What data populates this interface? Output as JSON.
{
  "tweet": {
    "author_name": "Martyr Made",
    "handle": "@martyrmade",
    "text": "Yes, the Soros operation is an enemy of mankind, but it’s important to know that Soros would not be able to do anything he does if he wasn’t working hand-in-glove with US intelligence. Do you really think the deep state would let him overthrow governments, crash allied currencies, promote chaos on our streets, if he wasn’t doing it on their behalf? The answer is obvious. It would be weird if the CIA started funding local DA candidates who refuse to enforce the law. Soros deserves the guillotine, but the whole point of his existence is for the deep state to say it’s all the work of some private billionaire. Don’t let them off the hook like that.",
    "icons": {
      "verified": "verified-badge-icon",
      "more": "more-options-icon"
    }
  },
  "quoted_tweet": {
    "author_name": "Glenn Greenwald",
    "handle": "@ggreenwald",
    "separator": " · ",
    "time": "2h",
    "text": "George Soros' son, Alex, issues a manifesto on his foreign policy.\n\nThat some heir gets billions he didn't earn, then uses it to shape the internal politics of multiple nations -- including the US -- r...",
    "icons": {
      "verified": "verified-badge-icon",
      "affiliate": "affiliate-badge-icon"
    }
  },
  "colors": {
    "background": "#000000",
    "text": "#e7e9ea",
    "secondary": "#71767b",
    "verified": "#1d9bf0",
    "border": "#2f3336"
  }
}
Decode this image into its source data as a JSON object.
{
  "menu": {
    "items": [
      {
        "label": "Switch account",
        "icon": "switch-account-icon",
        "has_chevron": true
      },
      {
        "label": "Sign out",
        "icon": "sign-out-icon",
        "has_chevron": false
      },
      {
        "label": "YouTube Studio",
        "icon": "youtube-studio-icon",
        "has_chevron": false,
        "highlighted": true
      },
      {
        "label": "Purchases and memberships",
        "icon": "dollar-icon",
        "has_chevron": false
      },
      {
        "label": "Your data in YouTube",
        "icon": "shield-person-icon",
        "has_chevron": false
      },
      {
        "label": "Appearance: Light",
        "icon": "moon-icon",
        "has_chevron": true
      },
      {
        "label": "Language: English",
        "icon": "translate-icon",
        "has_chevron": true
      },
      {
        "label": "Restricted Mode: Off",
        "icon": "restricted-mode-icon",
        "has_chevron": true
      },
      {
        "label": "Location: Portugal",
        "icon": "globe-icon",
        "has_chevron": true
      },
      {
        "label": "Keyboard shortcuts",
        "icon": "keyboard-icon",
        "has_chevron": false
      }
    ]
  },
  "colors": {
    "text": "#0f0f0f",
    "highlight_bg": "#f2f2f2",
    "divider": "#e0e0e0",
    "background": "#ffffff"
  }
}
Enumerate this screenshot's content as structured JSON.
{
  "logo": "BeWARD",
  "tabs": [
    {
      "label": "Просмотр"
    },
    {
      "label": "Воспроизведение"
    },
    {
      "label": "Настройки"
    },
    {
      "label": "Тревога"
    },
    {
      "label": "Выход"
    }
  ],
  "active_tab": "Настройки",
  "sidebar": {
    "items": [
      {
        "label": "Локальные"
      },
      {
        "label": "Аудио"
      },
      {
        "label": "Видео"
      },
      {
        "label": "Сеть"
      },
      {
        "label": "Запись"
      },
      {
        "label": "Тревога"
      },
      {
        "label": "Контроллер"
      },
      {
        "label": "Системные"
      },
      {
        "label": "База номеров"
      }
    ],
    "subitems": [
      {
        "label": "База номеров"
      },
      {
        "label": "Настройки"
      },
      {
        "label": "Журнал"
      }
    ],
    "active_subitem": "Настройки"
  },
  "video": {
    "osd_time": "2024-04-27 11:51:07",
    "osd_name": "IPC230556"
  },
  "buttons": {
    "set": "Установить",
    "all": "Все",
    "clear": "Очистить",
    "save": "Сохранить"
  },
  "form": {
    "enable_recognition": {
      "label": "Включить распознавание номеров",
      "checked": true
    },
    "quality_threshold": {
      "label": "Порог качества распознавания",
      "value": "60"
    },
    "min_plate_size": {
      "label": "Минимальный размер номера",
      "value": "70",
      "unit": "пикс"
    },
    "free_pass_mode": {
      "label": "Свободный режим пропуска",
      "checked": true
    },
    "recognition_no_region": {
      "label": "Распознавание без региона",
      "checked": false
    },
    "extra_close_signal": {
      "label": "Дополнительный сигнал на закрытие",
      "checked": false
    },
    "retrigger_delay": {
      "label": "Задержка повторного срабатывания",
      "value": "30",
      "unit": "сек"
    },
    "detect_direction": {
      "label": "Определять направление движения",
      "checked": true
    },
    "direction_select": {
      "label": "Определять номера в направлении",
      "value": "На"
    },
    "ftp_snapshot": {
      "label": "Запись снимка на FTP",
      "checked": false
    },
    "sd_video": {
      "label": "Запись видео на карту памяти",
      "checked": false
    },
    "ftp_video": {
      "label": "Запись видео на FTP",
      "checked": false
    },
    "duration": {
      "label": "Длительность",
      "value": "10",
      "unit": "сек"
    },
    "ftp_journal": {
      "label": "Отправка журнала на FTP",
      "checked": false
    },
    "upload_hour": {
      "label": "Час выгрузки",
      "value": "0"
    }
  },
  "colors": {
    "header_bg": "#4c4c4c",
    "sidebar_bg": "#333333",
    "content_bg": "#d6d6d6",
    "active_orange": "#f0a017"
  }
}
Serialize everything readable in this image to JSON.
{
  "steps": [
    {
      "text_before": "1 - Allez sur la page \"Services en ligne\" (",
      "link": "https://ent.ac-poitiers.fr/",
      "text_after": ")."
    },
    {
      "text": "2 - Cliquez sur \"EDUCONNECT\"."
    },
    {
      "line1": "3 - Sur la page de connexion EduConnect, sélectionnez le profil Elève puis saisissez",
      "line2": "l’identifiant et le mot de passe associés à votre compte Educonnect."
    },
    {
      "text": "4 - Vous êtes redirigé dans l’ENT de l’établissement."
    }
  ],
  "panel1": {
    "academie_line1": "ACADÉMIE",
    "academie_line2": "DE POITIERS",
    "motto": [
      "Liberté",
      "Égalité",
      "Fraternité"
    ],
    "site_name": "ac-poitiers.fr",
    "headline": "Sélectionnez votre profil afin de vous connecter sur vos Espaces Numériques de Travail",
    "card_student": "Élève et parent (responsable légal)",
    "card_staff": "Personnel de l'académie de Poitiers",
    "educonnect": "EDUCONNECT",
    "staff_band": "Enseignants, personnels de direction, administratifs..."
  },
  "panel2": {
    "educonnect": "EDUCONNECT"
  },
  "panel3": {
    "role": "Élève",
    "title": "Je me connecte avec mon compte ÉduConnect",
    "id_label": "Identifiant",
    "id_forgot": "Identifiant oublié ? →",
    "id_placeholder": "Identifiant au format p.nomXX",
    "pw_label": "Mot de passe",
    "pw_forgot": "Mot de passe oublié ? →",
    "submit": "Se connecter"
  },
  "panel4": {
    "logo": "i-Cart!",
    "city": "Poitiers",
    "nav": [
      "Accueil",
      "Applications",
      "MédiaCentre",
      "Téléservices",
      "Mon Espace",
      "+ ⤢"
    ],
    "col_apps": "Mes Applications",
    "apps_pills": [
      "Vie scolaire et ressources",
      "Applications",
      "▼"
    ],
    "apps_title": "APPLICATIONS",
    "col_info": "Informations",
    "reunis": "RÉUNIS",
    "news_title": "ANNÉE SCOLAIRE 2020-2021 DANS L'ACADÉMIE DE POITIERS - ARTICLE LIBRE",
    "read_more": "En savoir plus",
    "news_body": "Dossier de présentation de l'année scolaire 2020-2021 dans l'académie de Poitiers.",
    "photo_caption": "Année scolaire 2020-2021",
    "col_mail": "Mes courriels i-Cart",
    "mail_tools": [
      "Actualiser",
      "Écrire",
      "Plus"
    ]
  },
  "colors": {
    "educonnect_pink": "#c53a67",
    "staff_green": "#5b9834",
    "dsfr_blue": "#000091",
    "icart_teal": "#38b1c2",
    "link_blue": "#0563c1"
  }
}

****************************************

### Given exercise
Copy out every line with the word "Élève".

### Result below
    "card_student": "Élève et parent (responsable légal)",
    "role": "Élève",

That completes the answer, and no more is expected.